**DATA IN THIS EXERCISE:**
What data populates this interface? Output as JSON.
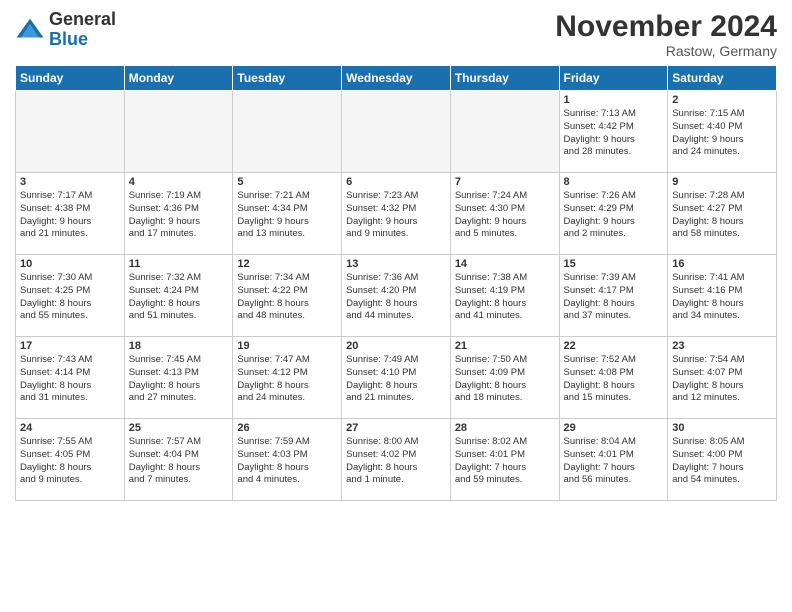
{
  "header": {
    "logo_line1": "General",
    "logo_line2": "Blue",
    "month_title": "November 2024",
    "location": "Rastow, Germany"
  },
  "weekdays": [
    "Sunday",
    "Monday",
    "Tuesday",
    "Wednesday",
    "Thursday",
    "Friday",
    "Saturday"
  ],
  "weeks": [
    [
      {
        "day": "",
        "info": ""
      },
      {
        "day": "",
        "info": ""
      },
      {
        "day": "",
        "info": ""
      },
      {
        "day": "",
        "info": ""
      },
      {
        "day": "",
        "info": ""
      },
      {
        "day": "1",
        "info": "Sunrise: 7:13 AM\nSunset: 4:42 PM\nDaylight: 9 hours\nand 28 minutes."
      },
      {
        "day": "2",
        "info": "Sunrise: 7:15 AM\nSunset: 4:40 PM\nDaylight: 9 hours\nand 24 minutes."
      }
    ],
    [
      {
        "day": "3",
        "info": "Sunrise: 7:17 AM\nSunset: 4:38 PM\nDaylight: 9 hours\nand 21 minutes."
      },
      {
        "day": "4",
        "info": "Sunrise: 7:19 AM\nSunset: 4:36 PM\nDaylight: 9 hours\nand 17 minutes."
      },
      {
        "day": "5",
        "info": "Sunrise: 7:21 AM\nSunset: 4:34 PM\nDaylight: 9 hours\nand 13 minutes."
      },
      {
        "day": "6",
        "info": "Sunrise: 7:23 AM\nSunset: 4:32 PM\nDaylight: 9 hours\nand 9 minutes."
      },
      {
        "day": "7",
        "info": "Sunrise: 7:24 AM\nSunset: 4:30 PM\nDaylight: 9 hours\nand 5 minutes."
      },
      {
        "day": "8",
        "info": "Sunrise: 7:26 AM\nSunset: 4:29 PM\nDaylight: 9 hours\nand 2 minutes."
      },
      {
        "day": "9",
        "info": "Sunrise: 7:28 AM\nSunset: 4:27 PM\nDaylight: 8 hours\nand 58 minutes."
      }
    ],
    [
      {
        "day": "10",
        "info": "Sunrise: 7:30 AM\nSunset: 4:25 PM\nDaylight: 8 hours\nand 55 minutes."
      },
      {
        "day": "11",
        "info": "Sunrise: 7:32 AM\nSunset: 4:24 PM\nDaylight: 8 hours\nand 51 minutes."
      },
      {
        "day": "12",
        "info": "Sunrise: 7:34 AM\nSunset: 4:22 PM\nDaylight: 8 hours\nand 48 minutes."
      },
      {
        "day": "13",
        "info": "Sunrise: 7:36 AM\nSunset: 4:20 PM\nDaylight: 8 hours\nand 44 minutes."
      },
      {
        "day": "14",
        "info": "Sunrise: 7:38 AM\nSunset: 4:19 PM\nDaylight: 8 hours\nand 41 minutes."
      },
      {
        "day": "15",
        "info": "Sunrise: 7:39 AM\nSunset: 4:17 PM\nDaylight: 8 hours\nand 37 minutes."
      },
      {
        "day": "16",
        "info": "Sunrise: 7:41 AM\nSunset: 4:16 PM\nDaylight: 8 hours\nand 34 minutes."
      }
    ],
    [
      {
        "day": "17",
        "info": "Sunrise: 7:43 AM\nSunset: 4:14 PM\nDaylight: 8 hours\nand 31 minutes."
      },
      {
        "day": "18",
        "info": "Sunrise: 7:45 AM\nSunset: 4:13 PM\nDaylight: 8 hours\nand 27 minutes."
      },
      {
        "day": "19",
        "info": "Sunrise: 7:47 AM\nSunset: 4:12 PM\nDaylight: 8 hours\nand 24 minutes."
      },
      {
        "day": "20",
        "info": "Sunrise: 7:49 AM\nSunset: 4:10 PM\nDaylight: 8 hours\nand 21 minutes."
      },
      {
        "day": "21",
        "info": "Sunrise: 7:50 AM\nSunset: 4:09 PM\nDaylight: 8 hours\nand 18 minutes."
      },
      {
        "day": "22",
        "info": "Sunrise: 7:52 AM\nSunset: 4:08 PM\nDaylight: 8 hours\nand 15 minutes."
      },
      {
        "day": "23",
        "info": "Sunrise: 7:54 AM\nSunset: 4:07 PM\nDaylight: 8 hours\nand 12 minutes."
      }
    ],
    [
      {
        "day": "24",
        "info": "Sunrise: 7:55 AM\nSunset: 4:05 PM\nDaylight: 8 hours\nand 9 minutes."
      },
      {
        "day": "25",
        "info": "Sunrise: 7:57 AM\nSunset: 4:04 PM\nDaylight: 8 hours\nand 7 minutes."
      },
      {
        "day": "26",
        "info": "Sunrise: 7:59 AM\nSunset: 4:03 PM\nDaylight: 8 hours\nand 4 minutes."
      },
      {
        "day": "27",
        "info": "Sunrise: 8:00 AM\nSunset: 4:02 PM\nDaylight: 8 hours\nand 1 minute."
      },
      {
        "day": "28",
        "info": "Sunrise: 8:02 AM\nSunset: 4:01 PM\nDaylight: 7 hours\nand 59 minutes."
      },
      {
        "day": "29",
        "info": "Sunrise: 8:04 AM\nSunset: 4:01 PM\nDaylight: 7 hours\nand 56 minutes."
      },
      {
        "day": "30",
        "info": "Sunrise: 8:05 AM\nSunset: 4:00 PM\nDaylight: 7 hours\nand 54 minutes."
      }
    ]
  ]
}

**TASK BRIEF:** Drop the images and quote the entries word for word.

**RESULT:**
What data populates this interface? Output as JSON.
{
  "header": {
    "logo_line1": "General",
    "logo_line2": "Blue",
    "month_title": "November 2024",
    "location": "Rastow, Germany"
  },
  "weekdays": [
    "Sunday",
    "Monday",
    "Tuesday",
    "Wednesday",
    "Thursday",
    "Friday",
    "Saturday"
  ],
  "weeks": [
    [
      {
        "day": "",
        "info": ""
      },
      {
        "day": "",
        "info": ""
      },
      {
        "day": "",
        "info": ""
      },
      {
        "day": "",
        "info": ""
      },
      {
        "day": "",
        "info": ""
      },
      {
        "day": "1",
        "info": "Sunrise: 7:13 AM\nSunset: 4:42 PM\nDaylight: 9 hours\nand 28 minutes."
      },
      {
        "day": "2",
        "info": "Sunrise: 7:15 AM\nSunset: 4:40 PM\nDaylight: 9 hours\nand 24 minutes."
      }
    ],
    [
      {
        "day": "3",
        "info": "Sunrise: 7:17 AM\nSunset: 4:38 PM\nDaylight: 9 hours\nand 21 minutes."
      },
      {
        "day": "4",
        "info": "Sunrise: 7:19 AM\nSunset: 4:36 PM\nDaylight: 9 hours\nand 17 minutes."
      },
      {
        "day": "5",
        "info": "Sunrise: 7:21 AM\nSunset: 4:34 PM\nDaylight: 9 hours\nand 13 minutes."
      },
      {
        "day": "6",
        "info": "Sunrise: 7:23 AM\nSunset: 4:32 PM\nDaylight: 9 hours\nand 9 minutes."
      },
      {
        "day": "7",
        "info": "Sunrise: 7:24 AM\nSunset: 4:30 PM\nDaylight: 9 hours\nand 5 minutes."
      },
      {
        "day": "8",
        "info": "Sunrise: 7:26 AM\nSunset: 4:29 PM\nDaylight: 9 hours\nand 2 minutes."
      },
      {
        "day": "9",
        "info": "Sunrise: 7:28 AM\nSunset: 4:27 PM\nDaylight: 8 hours\nand 58 minutes."
      }
    ],
    [
      {
        "day": "10",
        "info": "Sunrise: 7:30 AM\nSunset: 4:25 PM\nDaylight: 8 hours\nand 55 minutes."
      },
      {
        "day": "11",
        "info": "Sunrise: 7:32 AM\nSunset: 4:24 PM\nDaylight: 8 hours\nand 51 minutes."
      },
      {
        "day": "12",
        "info": "Sunrise: 7:34 AM\nSunset: 4:22 PM\nDaylight: 8 hours\nand 48 minutes."
      },
      {
        "day": "13",
        "info": "Sunrise: 7:36 AM\nSunset: 4:20 PM\nDaylight: 8 hours\nand 44 minutes."
      },
      {
        "day": "14",
        "info": "Sunrise: 7:38 AM\nSunset: 4:19 PM\nDaylight: 8 hours\nand 41 minutes."
      },
      {
        "day": "15",
        "info": "Sunrise: 7:39 AM\nSunset: 4:17 PM\nDaylight: 8 hours\nand 37 minutes."
      },
      {
        "day": "16",
        "info": "Sunrise: 7:41 AM\nSunset: 4:16 PM\nDaylight: 8 hours\nand 34 minutes."
      }
    ],
    [
      {
        "day": "17",
        "info": "Sunrise: 7:43 AM\nSunset: 4:14 PM\nDaylight: 8 hours\nand 31 minutes."
      },
      {
        "day": "18",
        "info": "Sunrise: 7:45 AM\nSunset: 4:13 PM\nDaylight: 8 hours\nand 27 minutes."
      },
      {
        "day": "19",
        "info": "Sunrise: 7:47 AM\nSunset: 4:12 PM\nDaylight: 8 hours\nand 24 minutes."
      },
      {
        "day": "20",
        "info": "Sunrise: 7:49 AM\nSunset: 4:10 PM\nDaylight: 8 hours\nand 21 minutes."
      },
      {
        "day": "21",
        "info": "Sunrise: 7:50 AM\nSunset: 4:09 PM\nDaylight: 8 hours\nand 18 minutes."
      },
      {
        "day": "22",
        "info": "Sunrise: 7:52 AM\nSunset: 4:08 PM\nDaylight: 8 hours\nand 15 minutes."
      },
      {
        "day": "23",
        "info": "Sunrise: 7:54 AM\nSunset: 4:07 PM\nDaylight: 8 hours\nand 12 minutes."
      }
    ],
    [
      {
        "day": "24",
        "info": "Sunrise: 7:55 AM\nSunset: 4:05 PM\nDaylight: 8 hours\nand 9 minutes."
      },
      {
        "day": "25",
        "info": "Sunrise: 7:57 AM\nSunset: 4:04 PM\nDaylight: 8 hours\nand 7 minutes."
      },
      {
        "day": "26",
        "info": "Sunrise: 7:59 AM\nSunset: 4:03 PM\nDaylight: 8 hours\nand 4 minutes."
      },
      {
        "day": "27",
        "info": "Sunrise: 8:00 AM\nSunset: 4:02 PM\nDaylight: 8 hours\nand 1 minute."
      },
      {
        "day": "28",
        "info": "Sunrise: 8:02 AM\nSunset: 4:01 PM\nDaylight: 7 hours\nand 59 minutes."
      },
      {
        "day": "29",
        "info": "Sunrise: 8:04 AM\nSunset: 4:01 PM\nDaylight: 7 hours\nand 56 minutes."
      },
      {
        "day": "30",
        "info": "Sunrise: 8:05 AM\nSunset: 4:00 PM\nDaylight: 7 hours\nand 54 minutes."
      }
    ]
  ]
}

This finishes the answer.